### EXERCISE OBJECTIVE
Each entry should be quoted word for word, including every mark of punctuation.

(Recorded data)
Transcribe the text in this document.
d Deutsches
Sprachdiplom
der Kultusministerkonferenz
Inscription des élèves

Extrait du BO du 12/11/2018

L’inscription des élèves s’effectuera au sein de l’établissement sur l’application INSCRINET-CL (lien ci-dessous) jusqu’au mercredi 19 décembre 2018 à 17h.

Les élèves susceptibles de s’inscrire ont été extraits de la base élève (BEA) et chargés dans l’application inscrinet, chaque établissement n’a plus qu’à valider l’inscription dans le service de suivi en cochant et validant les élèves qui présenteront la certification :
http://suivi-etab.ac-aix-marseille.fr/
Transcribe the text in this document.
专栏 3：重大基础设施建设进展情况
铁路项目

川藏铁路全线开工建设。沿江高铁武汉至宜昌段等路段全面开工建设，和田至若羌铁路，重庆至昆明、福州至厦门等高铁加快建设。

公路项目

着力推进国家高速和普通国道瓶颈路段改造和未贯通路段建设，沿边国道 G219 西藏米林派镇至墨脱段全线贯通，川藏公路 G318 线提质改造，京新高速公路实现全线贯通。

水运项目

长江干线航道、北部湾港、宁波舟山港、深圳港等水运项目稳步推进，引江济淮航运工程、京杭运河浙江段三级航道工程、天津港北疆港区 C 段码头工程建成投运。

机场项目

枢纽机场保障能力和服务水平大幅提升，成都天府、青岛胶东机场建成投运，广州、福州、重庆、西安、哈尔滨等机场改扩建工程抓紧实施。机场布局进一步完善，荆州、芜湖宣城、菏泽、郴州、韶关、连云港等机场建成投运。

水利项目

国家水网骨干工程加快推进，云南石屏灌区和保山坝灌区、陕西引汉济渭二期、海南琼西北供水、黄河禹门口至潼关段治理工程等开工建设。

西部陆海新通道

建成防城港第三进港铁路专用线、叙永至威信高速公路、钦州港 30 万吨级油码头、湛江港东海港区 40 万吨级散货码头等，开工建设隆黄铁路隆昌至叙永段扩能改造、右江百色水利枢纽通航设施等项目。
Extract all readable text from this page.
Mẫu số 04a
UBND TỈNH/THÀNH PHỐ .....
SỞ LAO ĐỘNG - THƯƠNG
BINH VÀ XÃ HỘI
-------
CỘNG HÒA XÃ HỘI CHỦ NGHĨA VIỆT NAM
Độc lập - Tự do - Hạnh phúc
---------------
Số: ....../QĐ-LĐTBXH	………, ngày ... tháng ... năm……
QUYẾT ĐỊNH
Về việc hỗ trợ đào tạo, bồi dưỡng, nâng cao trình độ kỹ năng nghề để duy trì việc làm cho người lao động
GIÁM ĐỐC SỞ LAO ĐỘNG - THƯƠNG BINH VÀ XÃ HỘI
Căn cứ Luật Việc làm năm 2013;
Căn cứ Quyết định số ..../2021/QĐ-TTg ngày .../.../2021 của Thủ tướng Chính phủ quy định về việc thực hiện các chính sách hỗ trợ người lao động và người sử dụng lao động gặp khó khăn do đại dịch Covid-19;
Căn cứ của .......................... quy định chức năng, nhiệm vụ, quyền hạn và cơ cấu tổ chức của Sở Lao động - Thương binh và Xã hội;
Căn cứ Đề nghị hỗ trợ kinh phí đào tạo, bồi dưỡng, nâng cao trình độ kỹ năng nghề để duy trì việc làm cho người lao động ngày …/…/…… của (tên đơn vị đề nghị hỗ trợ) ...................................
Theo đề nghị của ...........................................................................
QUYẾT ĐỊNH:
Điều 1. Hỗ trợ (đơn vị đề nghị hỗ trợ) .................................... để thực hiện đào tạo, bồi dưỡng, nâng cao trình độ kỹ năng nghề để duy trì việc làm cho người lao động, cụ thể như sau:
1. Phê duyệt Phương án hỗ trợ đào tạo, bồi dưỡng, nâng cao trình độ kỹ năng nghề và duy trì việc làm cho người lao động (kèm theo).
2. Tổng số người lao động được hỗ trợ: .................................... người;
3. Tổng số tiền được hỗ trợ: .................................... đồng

### WRITTEN ANSWER
Transcribe the text in this document.
d Deutsches
Sprachdiplom
der Kultusministerkonferenz
Inscription des élèves

Extrait du BO du 12/11/2018

L’inscription des élèves s’effectuera au sein de l’établissement sur l’application INSCRINET-CL (lien ci-dessous) jusqu’au mercredi 19 décembre 2018 à 17h.

Les élèves susceptibles de s’inscrire ont été extraits de la base élève (BEA) et chargés dans l’application inscrinet, chaque établissement n’a plus qu’à valider l’inscription dans le service de suivi en cochant et validant les élèves qui présenteront la certification :
http://suivi-etab.ac-aix-marseille.fr/
Transcribe the text in this document.
专栏 3：重大基础设施建设进展情况
铁路项目

川藏铁路全线开工建设。沿江高铁武汉至宜昌段等路段全面开工建设，和田至若羌铁路，重庆至昆明、福州至厦门等高铁加快建设。

公路项目

着力推进国家高速和普通国道瓶颈路段改造和未贯通路段建设，沿边国道 G219 西藏米林派镇至墨脱段全线贯通，川藏公路 G318 线提质改造，京新高速公路实现全线贯通。

水运项目

长江干线航道、北部湾港、宁波舟山港、深圳港等水运项目稳步推进，引江济淮航运工程、京杭运河浙江段三级航道工程、天津港北疆港区 C 段码头工程建成投运。

机场项目

枢纽机场保障能力和服务水平大幅提升，成都天府、青岛胶东机场建成投运，广州、福州、重庆、西安、哈尔滨等机场改扩建工程抓紧实施。机场布局进一步完善，荆州、芜湖宣城、菏泽、郴州、韶关、连云港等机场建成投运。

水利项目

国家水网骨干工程加快推进，云南石屏灌区和保山坝灌区、陕西引汉济渭二期、海南琼西北供水、黄河禹门口至潼关段治理工程等开工建设。

西部陆海新通道

建成防城港第三进港铁路专用线、叙永至威信高速公路、钦州港 30 万吨级油码头、湛江港东海港区 40 万吨级散货码头等，开工建设隆黄铁路隆昌至叙永段扩能改造、右江百色水利枢纽通航设施等项目。
Extract all readable text from this page.
Mẫu số 04a
UBND TỈNH/THÀNH PHỐ .....
SỞ LAO ĐỘNG - THƯƠNG
BINH VÀ XÃ HỘI
-------
CỘNG HÒA XÃ HỘI CHỦ NGHĨA VIỆT NAM
Độc lập - Tự do - Hạnh phúc
---------------
Số: ....../QĐ-LĐTBXH	………, ngày ... tháng ... năm……
QUYẾT ĐỊNH
Về việc hỗ trợ đào tạo, bồi dưỡng, nâng cao trình độ kỹ năng nghề để duy trì việc làm cho người lao động
GIÁM ĐỐC SỞ LAO ĐỘNG - THƯƠNG BINH VÀ XÃ HỘI
Căn cứ Luật Việc làm năm 2013;
Căn cứ Quyết định số ..../2021/QĐ-TTg ngày .../.../2021 của Thủ tướng Chính phủ quy định về việc thực hiện các chính sách hỗ trợ người lao động và người sử dụng lao động gặp khó khăn do đại dịch Covid-19;
Căn cứ của .......................... quy định chức năng, nhiệm vụ, quyền hạn và cơ cấu tổ chức của Sở Lao động - Thương binh và Xã hội;
Căn cứ Đề nghị hỗ trợ kinh phí đào tạo, bồi dưỡng, nâng cao trình độ kỹ năng nghề để duy trì việc làm cho người lao động ngày …/…/…… của (tên đơn vị đề nghị hỗ trợ) ...................................
Theo đề nghị của ...........................................................................
QUYẾT ĐỊNH:
Điều 1. Hỗ trợ (đơn vị đề nghị hỗ trợ) .................................... để thực hiện đào tạo, bồi dưỡng, nâng cao trình độ kỹ năng nghề để duy trì việc làm cho người lao động, cụ thể như sau:
1. Phê duyệt Phương án hỗ trợ đào tạo, bồi dưỡng, nâng cao trình độ kỹ năng nghề và duy trì việc làm cho người lao động (kèm theo).
2. Tổng số người lao động được hỗ trợ: .................................... người;
3. Tổng số tiền được hỗ trợ: .................................... đồng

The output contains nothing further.